#### EXERCISE
Please copy every line of the records below that holds the word "articles".

#### EXERCISE INPUT
------------

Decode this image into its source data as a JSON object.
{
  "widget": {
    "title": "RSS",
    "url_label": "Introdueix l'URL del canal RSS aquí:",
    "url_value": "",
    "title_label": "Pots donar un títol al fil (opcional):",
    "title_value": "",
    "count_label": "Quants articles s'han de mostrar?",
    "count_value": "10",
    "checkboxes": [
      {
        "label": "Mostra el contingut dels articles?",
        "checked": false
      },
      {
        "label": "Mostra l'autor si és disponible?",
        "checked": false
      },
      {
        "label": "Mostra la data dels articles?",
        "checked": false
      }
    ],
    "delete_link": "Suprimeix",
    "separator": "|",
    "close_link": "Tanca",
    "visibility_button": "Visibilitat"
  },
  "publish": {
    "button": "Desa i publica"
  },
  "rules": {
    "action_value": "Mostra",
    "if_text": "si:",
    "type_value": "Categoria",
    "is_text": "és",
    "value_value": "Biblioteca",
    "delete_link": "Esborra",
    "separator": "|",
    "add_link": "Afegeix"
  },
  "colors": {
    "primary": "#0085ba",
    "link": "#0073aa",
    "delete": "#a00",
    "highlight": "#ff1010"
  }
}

------------

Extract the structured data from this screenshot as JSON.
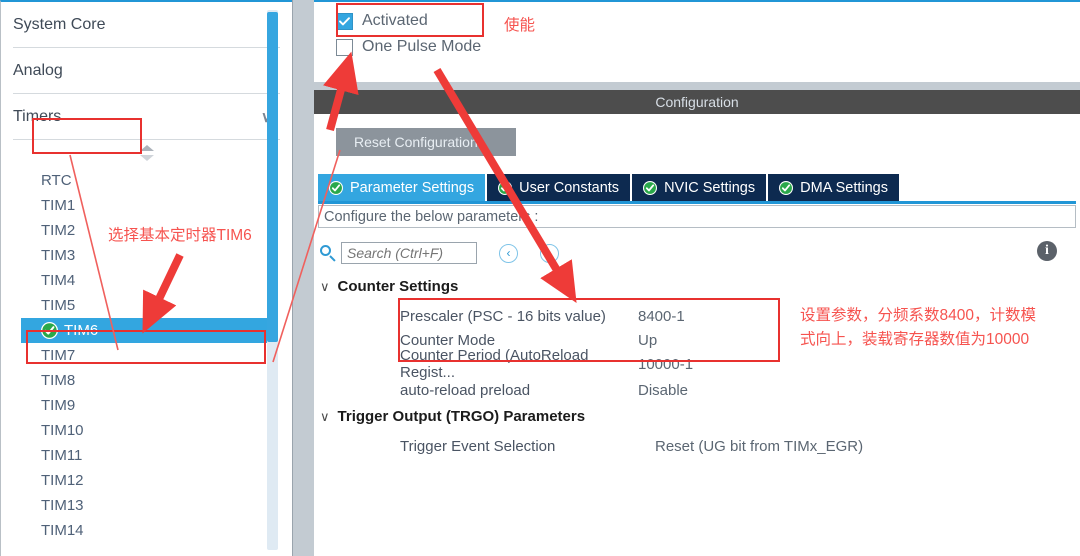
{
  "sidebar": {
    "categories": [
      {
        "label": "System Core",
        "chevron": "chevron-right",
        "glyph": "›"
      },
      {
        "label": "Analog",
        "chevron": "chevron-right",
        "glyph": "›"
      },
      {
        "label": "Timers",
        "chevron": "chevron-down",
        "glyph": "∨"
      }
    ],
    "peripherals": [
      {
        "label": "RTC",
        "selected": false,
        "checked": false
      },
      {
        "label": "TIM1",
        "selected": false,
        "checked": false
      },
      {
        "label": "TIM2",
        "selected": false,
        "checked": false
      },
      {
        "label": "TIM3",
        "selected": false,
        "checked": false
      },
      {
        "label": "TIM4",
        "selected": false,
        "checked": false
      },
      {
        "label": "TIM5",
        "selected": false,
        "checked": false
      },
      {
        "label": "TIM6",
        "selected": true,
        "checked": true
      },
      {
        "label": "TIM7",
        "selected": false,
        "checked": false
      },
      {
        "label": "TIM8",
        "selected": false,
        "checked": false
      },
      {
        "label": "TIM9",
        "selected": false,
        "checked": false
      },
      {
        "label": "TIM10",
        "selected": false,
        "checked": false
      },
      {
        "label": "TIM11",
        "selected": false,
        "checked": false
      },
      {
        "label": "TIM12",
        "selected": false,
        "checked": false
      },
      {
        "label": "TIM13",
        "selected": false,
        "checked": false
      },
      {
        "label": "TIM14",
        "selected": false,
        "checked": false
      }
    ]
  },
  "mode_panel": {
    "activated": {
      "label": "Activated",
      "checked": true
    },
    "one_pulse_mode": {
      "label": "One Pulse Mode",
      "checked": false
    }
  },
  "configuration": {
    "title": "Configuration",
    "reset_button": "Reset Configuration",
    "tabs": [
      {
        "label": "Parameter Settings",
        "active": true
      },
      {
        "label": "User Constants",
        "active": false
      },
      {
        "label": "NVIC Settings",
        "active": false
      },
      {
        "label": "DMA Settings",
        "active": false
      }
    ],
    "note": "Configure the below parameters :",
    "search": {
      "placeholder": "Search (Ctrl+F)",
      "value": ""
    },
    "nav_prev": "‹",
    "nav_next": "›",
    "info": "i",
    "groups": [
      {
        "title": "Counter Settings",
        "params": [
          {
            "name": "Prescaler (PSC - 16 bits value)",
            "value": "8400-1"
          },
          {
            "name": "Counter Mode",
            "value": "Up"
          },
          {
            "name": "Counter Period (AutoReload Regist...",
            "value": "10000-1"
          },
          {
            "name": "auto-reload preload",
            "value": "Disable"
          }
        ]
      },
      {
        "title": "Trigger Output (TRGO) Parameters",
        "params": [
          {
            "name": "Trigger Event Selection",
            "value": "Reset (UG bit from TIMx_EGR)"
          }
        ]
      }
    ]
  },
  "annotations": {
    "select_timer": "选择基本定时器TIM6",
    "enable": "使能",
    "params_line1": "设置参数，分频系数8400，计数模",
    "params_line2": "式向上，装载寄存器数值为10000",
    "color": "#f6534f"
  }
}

------------

#### RIGHT ANSWER
    "count_label": "Quants articles s'han de mostrar?",
        "label": "Mostra el contingut dels articles?",
        "label": "Mostra la data dels articles?",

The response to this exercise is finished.